Required work
All lines in the data bearing the string "войсковой" should be identified and copied.

Records for the exercise
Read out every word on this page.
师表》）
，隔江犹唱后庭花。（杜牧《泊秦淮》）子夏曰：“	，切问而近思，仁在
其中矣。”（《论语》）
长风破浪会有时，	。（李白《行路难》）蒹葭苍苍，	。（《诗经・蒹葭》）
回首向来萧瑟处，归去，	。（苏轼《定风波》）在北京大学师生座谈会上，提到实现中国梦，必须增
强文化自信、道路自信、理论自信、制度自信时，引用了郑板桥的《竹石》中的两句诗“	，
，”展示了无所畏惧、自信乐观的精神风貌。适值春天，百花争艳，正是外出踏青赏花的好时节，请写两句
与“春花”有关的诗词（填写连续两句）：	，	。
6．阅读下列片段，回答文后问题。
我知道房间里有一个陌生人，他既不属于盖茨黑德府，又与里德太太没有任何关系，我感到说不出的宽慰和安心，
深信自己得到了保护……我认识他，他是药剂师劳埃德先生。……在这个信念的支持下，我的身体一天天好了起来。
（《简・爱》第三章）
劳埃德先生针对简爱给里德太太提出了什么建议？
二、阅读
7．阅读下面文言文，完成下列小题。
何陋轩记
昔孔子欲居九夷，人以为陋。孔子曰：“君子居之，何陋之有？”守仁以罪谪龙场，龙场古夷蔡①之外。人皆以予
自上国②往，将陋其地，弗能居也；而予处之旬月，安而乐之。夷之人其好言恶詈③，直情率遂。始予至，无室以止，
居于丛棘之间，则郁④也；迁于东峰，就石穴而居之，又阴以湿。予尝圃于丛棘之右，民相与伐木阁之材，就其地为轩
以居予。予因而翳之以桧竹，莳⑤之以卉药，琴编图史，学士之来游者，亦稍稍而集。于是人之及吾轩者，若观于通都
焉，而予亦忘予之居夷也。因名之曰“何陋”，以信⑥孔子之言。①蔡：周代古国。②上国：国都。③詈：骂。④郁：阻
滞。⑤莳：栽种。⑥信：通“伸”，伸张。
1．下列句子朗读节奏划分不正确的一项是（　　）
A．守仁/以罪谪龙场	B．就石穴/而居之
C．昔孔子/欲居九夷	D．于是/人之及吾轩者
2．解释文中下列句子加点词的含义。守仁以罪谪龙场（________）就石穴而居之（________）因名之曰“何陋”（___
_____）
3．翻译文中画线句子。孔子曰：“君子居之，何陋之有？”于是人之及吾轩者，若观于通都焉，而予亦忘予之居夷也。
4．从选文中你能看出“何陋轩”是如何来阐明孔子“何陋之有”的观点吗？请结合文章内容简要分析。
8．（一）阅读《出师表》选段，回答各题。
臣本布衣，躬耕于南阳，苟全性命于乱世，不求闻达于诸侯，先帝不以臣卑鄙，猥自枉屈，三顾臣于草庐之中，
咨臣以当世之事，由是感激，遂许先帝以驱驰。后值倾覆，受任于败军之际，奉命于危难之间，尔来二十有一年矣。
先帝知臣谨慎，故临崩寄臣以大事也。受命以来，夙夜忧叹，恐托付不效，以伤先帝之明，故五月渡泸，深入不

* * *

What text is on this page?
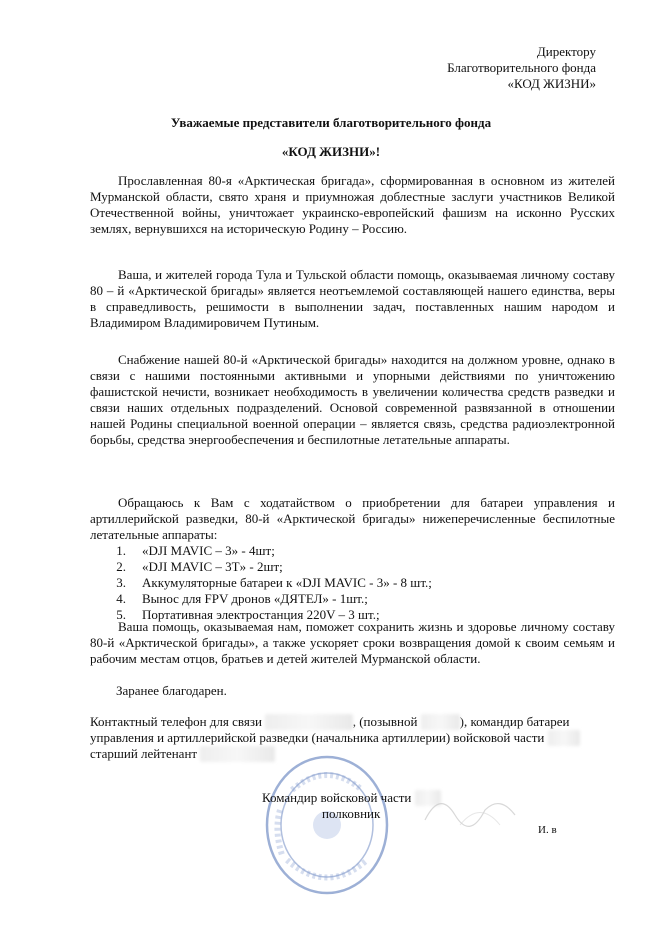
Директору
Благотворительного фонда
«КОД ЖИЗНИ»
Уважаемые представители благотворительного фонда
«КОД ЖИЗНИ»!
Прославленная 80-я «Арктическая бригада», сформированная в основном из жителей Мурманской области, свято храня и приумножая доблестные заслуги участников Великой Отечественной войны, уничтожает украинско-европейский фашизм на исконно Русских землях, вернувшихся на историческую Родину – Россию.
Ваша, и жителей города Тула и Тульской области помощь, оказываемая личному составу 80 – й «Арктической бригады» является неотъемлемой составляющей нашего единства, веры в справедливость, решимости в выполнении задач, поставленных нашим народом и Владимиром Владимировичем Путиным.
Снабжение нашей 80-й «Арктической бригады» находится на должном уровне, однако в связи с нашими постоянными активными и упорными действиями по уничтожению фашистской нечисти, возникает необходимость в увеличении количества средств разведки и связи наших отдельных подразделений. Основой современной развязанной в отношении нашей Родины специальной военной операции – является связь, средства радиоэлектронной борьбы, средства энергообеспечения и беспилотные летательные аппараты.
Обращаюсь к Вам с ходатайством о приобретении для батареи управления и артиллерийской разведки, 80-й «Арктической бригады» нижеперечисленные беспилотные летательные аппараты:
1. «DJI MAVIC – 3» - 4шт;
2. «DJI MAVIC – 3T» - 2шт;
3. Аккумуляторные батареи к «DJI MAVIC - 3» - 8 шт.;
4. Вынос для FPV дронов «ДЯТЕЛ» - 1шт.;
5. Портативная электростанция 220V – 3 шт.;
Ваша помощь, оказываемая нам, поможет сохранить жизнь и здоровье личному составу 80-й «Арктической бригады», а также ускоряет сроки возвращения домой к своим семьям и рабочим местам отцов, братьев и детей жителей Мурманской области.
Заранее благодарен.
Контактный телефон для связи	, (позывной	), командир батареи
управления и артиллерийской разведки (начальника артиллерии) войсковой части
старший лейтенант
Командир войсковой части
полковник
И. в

Reply
управления и артиллерийской разведки (начальника артиллерии) войсковой части
Командир войсковой части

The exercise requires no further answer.